▶ _Required work_
Reproduce all of the data exactly.

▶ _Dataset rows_
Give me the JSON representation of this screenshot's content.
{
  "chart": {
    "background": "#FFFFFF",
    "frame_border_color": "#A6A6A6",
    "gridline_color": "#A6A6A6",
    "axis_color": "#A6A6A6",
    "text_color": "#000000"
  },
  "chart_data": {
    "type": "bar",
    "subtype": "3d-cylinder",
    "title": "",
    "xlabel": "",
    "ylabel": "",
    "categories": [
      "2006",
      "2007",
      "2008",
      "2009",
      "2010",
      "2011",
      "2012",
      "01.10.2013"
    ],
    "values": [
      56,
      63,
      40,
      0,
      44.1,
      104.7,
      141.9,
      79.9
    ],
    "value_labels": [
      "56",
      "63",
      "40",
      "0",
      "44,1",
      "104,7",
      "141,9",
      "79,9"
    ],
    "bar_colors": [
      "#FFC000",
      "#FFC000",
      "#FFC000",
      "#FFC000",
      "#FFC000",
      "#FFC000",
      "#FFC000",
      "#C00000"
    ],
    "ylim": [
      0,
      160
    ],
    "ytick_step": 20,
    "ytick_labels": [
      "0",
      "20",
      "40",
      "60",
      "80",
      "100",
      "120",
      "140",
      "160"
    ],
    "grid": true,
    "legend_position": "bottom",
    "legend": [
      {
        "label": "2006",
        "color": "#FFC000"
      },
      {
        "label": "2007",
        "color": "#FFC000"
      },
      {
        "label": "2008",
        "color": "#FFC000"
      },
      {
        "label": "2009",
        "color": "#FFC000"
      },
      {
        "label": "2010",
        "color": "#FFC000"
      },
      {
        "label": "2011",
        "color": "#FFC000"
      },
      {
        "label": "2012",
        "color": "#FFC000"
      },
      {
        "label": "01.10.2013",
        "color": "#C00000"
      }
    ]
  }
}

▶ _Worked answer_
Give me the JSON representation of this screenshot's content.
{
  "chart": {
    "background": "#FFFFFF",
    "frame_border_color": "#A6A6A6",
    "gridline_color": "#A6A6A6",
    "axis_color": "#A6A6A6",
    "text_color": "#000000"
  },
  "chart_data": {
    "type": "bar",
    "subtype": "3d-cylinder",
    "title": "",
    "xlabel": "",
    "ylabel": "",
    "categories": [
      "2006",
      "2007",
      "2008",
      "2009",
      "2010",
      "2011",
      "2012",
      "01.10.2013"
    ],
    "values": [
      56,
      63,
      40,
      0,
      44.1,
      104.7,
      141.9,
      79.9
    ],
    "value_labels": [
      "56",
      "63",
      "40",
      "0",
      "44,1",
      "104,7",
      "141,9",
      "79,9"
    ],
    "bar_colors": [
      "#FFC000",
      "#FFC000",
      "#FFC000",
      "#FFC000",
      "#FFC000",
      "#FFC000",
      "#FFC000",
      "#C00000"
    ],
    "ylim": [
      0,
      160
    ],
    "ytick_step": 20,
    "ytick_labels": [
      "0",
      "20",
      "40",
      "60",
      "80",
      "100",
      "120",
      "140",
      "160"
    ],
    "grid": true,
    "legend_position": "bottom",
    "legend": [
      {
        "label": "2006",
        "color": "#FFC000"
      },
      {
        "label": "2007",
        "color": "#FFC000"
      },
      {
        "label": "2008",
        "color": "#FFC000"
      },
      {
        "label": "2009",
        "color": "#FFC000"
      },
      {
        "label": "2010",
        "color": "#FFC000"
      },
      {
        "label": "2011",
        "color": "#FFC000"
      },
      {
        "label": "2012",
        "color": "#FFC000"
      },
      {
        "label": "01.10.2013",
        "color": "#C00000"
      }
    ]
  }
}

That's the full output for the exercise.